▸ The task
Find the lines holding the string "Trimmed" in the data, then copy all of them.

>>

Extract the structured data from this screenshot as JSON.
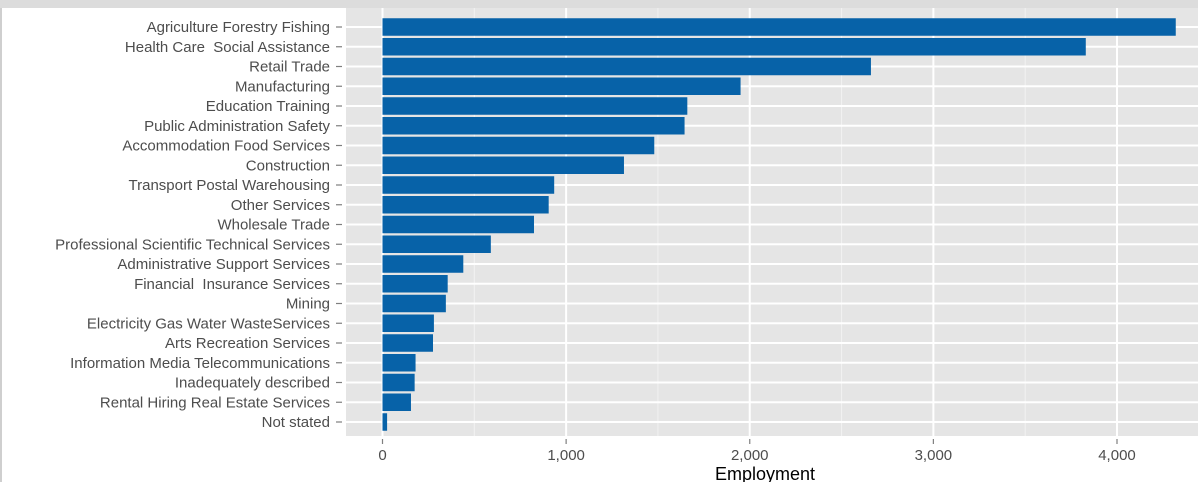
{
  "chart_data": {
    "type": "bar",
    "orientation": "horizontal",
    "title": "",
    "xlabel": "Employment",
    "ylabel": "",
    "xlim": [
      0,
      4400
    ],
    "x_ticks": [
      0,
      1000,
      2000,
      3000,
      4000
    ],
    "x_tick_labels": [
      "0",
      "1,000",
      "2,000",
      "3,000",
      "4,000"
    ],
    "grid": true,
    "bar_color": "#0762a8",
    "panel_color": "#e5e5e5",
    "categories": [
      "Agriculture Forestry Fishing",
      "Health Care  Social Assistance",
      "Retail Trade",
      "Manufacturing",
      "Education Training",
      "Public Administration Safety",
      "Accommodation Food Services",
      "Construction",
      "Transport Postal Warehousing",
      "Other Services",
      "Wholesale Trade",
      "Professional Scientific Technical Services",
      "Administrative Support Services",
      "Financial  Insurance Services",
      "Mining",
      "Electricity Gas Water WasteServices",
      "Arts Recreation Services",
      "Information Media Telecommunications",
      "Inadequately described",
      "Rental Hiring Real Estate Services",
      "Not stated"
    ],
    "values": [
      4320,
      3830,
      2660,
      1950,
      1660,
      1645,
      1480,
      1315,
      935,
      905,
      825,
      590,
      440,
      355,
      345,
      280,
      275,
      180,
      175,
      155,
      25
    ]
  }
}
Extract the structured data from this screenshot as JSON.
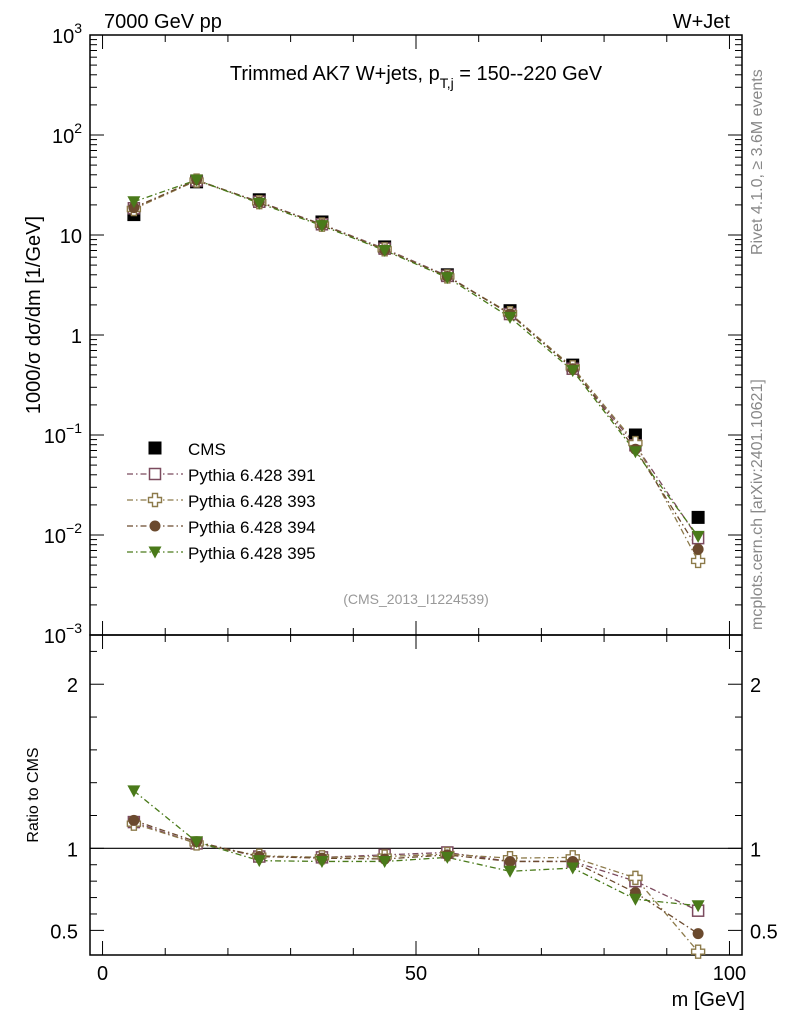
{
  "header": {
    "left": "7000 GeV pp",
    "right": "W+Jet"
  },
  "side_text": {
    "top": "Rivet 4.1.0, ≥ 3.6M events",
    "bottom": "mcplots.cern.ch [arXiv:2401.10621]"
  },
  "chart_data": [
    {
      "type": "scatter",
      "panel": "main",
      "title": "Trimmed AK7 W+jets, p_T,j = 150--220 GeV",
      "title_parts": {
        "prefix": "Trimmed AK7 W+jets, p",
        "sub": "T,j",
        "suffix": " = 150--220 GeV"
      },
      "watermark": "(CMS_2013_I1224539)",
      "ylabel": "1000/σ  dσ/dm [1/GeV]",
      "yscale": "log",
      "ylim": [
        0.001,
        1000
      ],
      "yticks": [
        {
          "value": 1000,
          "base": "10",
          "exp": "3"
        },
        {
          "value": 100,
          "base": "10",
          "exp": "2"
        },
        {
          "value": 10,
          "base": "10",
          "exp": ""
        },
        {
          "value": 1,
          "base": "1",
          "exp": ""
        },
        {
          "value": 0.1,
          "base": "10",
          "exp": "−1"
        },
        {
          "value": 0.01,
          "base": "10",
          "exp": "−2"
        },
        {
          "value": 0.001,
          "base": "10",
          "exp": "−3"
        }
      ],
      "xlim": [
        -2,
        102
      ],
      "x": [
        5,
        15,
        25,
        35,
        45,
        55,
        65,
        75,
        85,
        95
      ],
      "legend_position": "lower-left",
      "series": [
        {
          "name": "CMS",
          "marker": "square-filled",
          "color": "#000000",
          "values": [
            16,
            34,
            22.5,
            13.5,
            7.6,
            4.0,
            1.75,
            0.5,
            0.1,
            0.015
          ]
        },
        {
          "name": "Pythia 6.428 391",
          "marker": "square-open",
          "color": "#7b4b5e",
          "values": [
            18.5,
            35,
            21.5,
            12.8,
            7.3,
            3.9,
            1.62,
            0.46,
            0.079,
            0.0093
          ]
        },
        {
          "name": "Pythia 6.428 393",
          "marker": "cross-open",
          "color": "#8c7a4a",
          "values": [
            18.2,
            35,
            21.3,
            12.7,
            7.2,
            3.85,
            1.65,
            0.475,
            0.083,
            0.0055
          ]
        },
        {
          "name": "Pythia 6.428 394",
          "marker": "circle-filled",
          "color": "#6b4a2e",
          "values": [
            18.8,
            35.5,
            21.3,
            12.7,
            7.1,
            3.85,
            1.62,
            0.46,
            0.072,
            0.0072
          ]
        },
        {
          "name": "Pythia 6.428 395",
          "marker": "triangle-down-filled",
          "color": "#4a7a1a",
          "values": [
            21.5,
            35.5,
            20.8,
            12.4,
            7.0,
            3.75,
            1.5,
            0.44,
            0.068,
            0.0097
          ]
        }
      ]
    },
    {
      "type": "scatter",
      "panel": "ratio",
      "ylabel": "Ratio to CMS",
      "xlabel": "m [GeV]",
      "ylim": [
        0.35,
        2.3
      ],
      "yticks": [
        0.5,
        1,
        2
      ],
      "ytick_labels": [
        "0.5",
        "1",
        "2"
      ],
      "reference_line": 1,
      "xlim": [
        -2,
        102
      ],
      "xticks": [
        0,
        50,
        100
      ],
      "xtick_labels": [
        "0",
        "50",
        "100"
      ],
      "x": [
        5,
        15,
        25,
        35,
        45,
        55,
        65,
        75,
        85,
        95
      ],
      "series": [
        {
          "name": "Pythia 6.428 391",
          "values": [
            1.16,
            1.03,
            0.95,
            0.945,
            0.96,
            0.975,
            0.92,
            0.92,
            0.8,
            0.62
          ]
        },
        {
          "name": "Pythia 6.428 393",
          "values": [
            1.15,
            1.03,
            0.955,
            0.945,
            0.95,
            0.965,
            0.94,
            0.945,
            0.82,
            0.37
          ]
        },
        {
          "name": "Pythia 6.428 394",
          "values": [
            1.17,
            1.04,
            0.95,
            0.94,
            0.935,
            0.96,
            0.92,
            0.92,
            0.73,
            0.48
          ]
        },
        {
          "name": "Pythia 6.428 395",
          "values": [
            1.35,
            1.04,
            0.925,
            0.92,
            0.92,
            0.945,
            0.86,
            0.88,
            0.69,
            0.65
          ]
        }
      ]
    }
  ]
}
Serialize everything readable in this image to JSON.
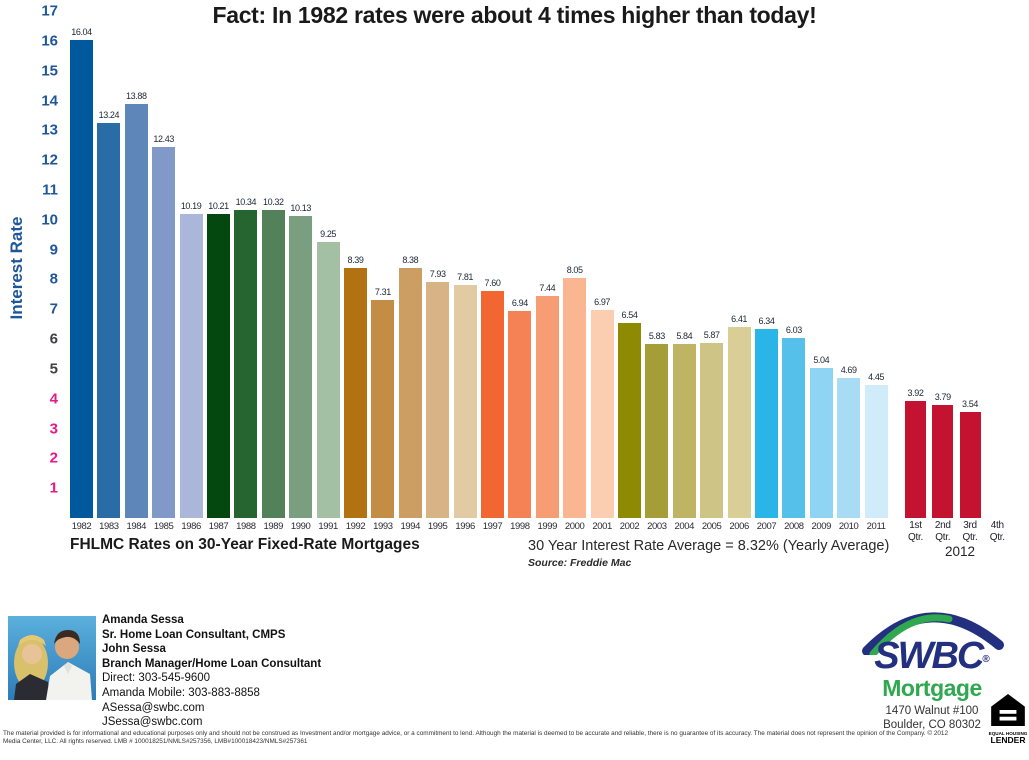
{
  "title": "Fact:  In 1982 rates were about 4 times higher than today!",
  "chart_data": {
    "type": "bar",
    "title": "Fact: In 1982 rates were about 4 times higher than today!",
    "xlabel": "",
    "ylabel": "Interest Rate",
    "ylim": [
      0,
      17
    ],
    "grid": false,
    "y_ticks": [
      {
        "v": 17,
        "color": "#1E5799"
      },
      {
        "v": 16,
        "color": "#1E5799"
      },
      {
        "v": 15,
        "color": "#1E5799"
      },
      {
        "v": 14,
        "color": "#1E5799"
      },
      {
        "v": 13,
        "color": "#1E5799"
      },
      {
        "v": 12,
        "color": "#1E5799"
      },
      {
        "v": 11,
        "color": "#1E5799"
      },
      {
        "v": 10,
        "color": "#1E5799"
      },
      {
        "v": 9,
        "color": "#1E5799"
      },
      {
        "v": 8,
        "color": "#1E5799"
      },
      {
        "v": 7,
        "color": "#1E5799"
      },
      {
        "v": 6,
        "color": "#3F3F46"
      },
      {
        "v": 5,
        "color": "#3F3F46"
      },
      {
        "v": 4,
        "color": "#E4198B"
      },
      {
        "v": 3,
        "color": "#E4198B"
      },
      {
        "v": 2,
        "color": "#E4198B"
      },
      {
        "v": 1,
        "color": "#E4198B"
      }
    ],
    "years": {
      "categories": [
        "1982",
        "1983",
        "1984",
        "1985",
        "1986",
        "1987",
        "1988",
        "1989",
        "1990",
        "1991",
        "1992",
        "1993",
        "1994",
        "1995",
        "1996",
        "1997",
        "1998",
        "1999",
        "2000",
        "2001",
        "2002",
        "2003",
        "2004",
        "2005",
        "2006",
        "2007",
        "2008",
        "2009",
        "2010",
        "2011"
      ],
      "values": [
        16.04,
        13.24,
        13.88,
        12.43,
        10.19,
        10.21,
        10.34,
        10.32,
        10.13,
        9.25,
        8.39,
        7.31,
        8.38,
        7.93,
        7.81,
        7.6,
        6.94,
        7.44,
        8.05,
        6.97,
        6.54,
        5.83,
        5.84,
        5.87,
        6.41,
        6.34,
        6.03,
        5.04,
        4.69,
        4.45
      ],
      "labels": [
        "16.04",
        "13.24",
        "13.88",
        "12.43",
        "10.19",
        "10.21",
        "10.34",
        "10.32",
        "10.13",
        "9.25",
        "8.39",
        "7.31",
        "8.38",
        "7.93",
        "7.81",
        "7.60",
        "6.94",
        "7.44",
        "8.05",
        "6.97",
        "6.54",
        "5.83",
        "5.84",
        "5.87",
        "6.41",
        "6.34",
        "6.03",
        "5.04",
        "4.69",
        "4.45"
      ],
      "colors": [
        "#00599C",
        "#2A6CA5",
        "#5E86B8",
        "#8199C8",
        "#AAB7DA",
        "#04470F",
        "#266430",
        "#53815A",
        "#7A9E80",
        "#A3C0A5",
        "#B27211",
        "#C38D45",
        "#CD9E63",
        "#D8B385",
        "#E2CAA3",
        "#F26631",
        "#F58254",
        "#F79D73",
        "#F9B691",
        "#FCCEB1",
        "#8F8A04",
        "#A59E38",
        "#BFB463",
        "#CDC486",
        "#D9CF96",
        "#29B5E8",
        "#55C0EA",
        "#8FD4F2",
        "#A8DCF5",
        "#D0EBFA"
      ]
    },
    "quarters": {
      "group_label": "2012",
      "categories": [
        {
          "top": "1st",
          "bottom": "Qtr."
        },
        {
          "top": "2nd",
          "bottom": "Qtr."
        },
        {
          "top": "3rd",
          "bottom": "Qtr."
        },
        {
          "top": "4th",
          "bottom": "Qtr."
        }
      ],
      "values": [
        3.92,
        3.79,
        3.54,
        null
      ],
      "labels": [
        "3.92",
        "3.79",
        "3.54",
        ""
      ],
      "color": "#C41231"
    },
    "x_title": "FHLMC Rates on 30-Year Fixed-Rate Mortgages",
    "annotation": "30 Year Interest Rate Average = 8.32% (Yearly Average)",
    "source": "Source: Freddie Mac"
  },
  "footer": {
    "contact": {
      "lines": [
        {
          "text": "Amanda Sessa",
          "bold": true,
          "email": false
        },
        {
          "text": "Sr. Home Loan Consultant, CMPS",
          "bold": true,
          "email": false
        },
        {
          "text": "John Sessa",
          "bold": true,
          "email": false
        },
        {
          "text": "Branch Manager/Home Loan Consultant",
          "bold": true,
          "email": false
        },
        {
          "text": "Direct: 303-545-9600",
          "bold": false,
          "email": false
        },
        {
          "text": "Amanda Mobile: 303-883-8858",
          "bold": false,
          "email": false
        },
        {
          "text": "ASessa@swbc.com",
          "bold": false,
          "email": true
        },
        {
          "text": "JSessa@swbc.com",
          "bold": false,
          "email": true
        }
      ]
    },
    "logo": {
      "brand": "SWBC",
      "reg": "®",
      "sub": "Mortgage",
      "address1": "1470 Walnut #100",
      "address2": "Boulder, CO 80302",
      "navy": "#232F7F",
      "green": "#2FA84F"
    },
    "ehl": {
      "line1": "EQUAL HOUSING",
      "line2": "LENDER"
    },
    "disclaimer": "The material provided is for informational and educational purposes only and should not be construed as Investment and/or mortgage advice, or a commitment to lend. Although the material is deemed to be accurate and reliable, there is no guarantee of its accuracy. The material does not represent the opinion of the Company. © 2012 Media Center, LLC. All rights reserved. LMB # 100018251/NMLS#257356, LMB#100018423/NMLS#257361"
  }
}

<<

▸ The completed task
      "title": "Trimmed AK7 W+jets, p_T,j = 150--220 GeV",
        "prefix": "Trimmed AK7 W+jets, p",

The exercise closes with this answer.